Part of a data file
··········
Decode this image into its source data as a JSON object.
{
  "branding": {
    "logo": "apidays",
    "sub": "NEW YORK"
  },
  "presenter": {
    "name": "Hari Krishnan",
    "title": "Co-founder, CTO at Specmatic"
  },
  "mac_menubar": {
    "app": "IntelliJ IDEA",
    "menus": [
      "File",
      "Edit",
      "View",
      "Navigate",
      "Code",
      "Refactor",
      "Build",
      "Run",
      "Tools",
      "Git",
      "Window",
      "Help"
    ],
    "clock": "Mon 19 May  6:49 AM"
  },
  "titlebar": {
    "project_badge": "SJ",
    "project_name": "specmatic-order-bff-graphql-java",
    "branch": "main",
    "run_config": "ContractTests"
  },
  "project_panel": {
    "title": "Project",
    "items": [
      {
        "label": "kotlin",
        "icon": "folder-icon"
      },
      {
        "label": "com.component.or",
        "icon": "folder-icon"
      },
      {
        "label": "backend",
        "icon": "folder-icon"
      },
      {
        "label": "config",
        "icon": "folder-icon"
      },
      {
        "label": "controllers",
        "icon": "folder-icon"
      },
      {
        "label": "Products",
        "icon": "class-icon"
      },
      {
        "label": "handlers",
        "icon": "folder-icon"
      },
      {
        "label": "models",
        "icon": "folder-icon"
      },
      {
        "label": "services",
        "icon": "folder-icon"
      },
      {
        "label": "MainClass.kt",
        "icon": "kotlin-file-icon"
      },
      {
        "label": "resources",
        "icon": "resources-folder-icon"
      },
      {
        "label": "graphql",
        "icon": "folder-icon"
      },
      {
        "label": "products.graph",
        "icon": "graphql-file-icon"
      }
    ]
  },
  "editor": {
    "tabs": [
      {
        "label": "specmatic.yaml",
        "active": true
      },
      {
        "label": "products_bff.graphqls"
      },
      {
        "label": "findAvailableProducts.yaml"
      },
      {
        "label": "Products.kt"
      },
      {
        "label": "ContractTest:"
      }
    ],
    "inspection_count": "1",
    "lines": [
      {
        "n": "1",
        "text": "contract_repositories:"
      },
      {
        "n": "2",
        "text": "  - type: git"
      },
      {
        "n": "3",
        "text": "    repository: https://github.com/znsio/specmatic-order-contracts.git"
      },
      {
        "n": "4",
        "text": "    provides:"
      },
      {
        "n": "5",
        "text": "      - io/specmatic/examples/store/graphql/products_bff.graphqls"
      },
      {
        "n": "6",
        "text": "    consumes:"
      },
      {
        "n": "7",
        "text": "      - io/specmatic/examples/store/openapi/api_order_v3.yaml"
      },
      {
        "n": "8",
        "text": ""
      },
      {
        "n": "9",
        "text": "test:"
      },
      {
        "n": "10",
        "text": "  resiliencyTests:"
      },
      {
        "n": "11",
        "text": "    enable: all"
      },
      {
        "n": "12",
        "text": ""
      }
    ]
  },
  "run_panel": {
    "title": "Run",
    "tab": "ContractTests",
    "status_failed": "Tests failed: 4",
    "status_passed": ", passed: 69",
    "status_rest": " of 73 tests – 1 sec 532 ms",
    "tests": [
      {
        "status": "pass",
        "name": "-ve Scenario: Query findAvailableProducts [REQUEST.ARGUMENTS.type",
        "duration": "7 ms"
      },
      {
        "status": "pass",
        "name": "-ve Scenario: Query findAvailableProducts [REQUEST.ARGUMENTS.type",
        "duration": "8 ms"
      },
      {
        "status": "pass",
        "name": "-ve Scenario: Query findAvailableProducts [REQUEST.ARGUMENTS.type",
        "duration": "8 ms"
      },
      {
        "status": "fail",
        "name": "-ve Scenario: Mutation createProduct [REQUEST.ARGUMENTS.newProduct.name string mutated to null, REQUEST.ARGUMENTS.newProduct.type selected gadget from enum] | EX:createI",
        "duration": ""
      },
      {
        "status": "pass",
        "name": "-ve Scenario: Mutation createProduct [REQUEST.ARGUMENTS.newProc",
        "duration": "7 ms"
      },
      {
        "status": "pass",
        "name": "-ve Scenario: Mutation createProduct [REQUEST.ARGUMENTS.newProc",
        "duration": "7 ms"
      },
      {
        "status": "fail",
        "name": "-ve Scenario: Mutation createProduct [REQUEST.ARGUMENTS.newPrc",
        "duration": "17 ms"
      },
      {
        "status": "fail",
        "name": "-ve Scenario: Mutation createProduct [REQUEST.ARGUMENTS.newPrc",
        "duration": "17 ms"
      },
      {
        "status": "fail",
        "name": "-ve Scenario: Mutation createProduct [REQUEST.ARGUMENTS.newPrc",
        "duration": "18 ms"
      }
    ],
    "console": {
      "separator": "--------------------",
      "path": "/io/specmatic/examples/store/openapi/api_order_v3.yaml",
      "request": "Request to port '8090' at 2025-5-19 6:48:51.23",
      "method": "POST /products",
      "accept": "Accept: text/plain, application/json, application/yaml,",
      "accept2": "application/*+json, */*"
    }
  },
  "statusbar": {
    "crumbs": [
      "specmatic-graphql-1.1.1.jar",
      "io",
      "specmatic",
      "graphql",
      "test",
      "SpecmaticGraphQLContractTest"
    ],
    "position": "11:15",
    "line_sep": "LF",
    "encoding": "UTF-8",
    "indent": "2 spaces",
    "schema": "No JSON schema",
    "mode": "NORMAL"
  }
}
··········
Written exercise:
The word "ContractTests" may appear on some lines of these records; state how many such lines there are, and nothing else.

Expected output:
2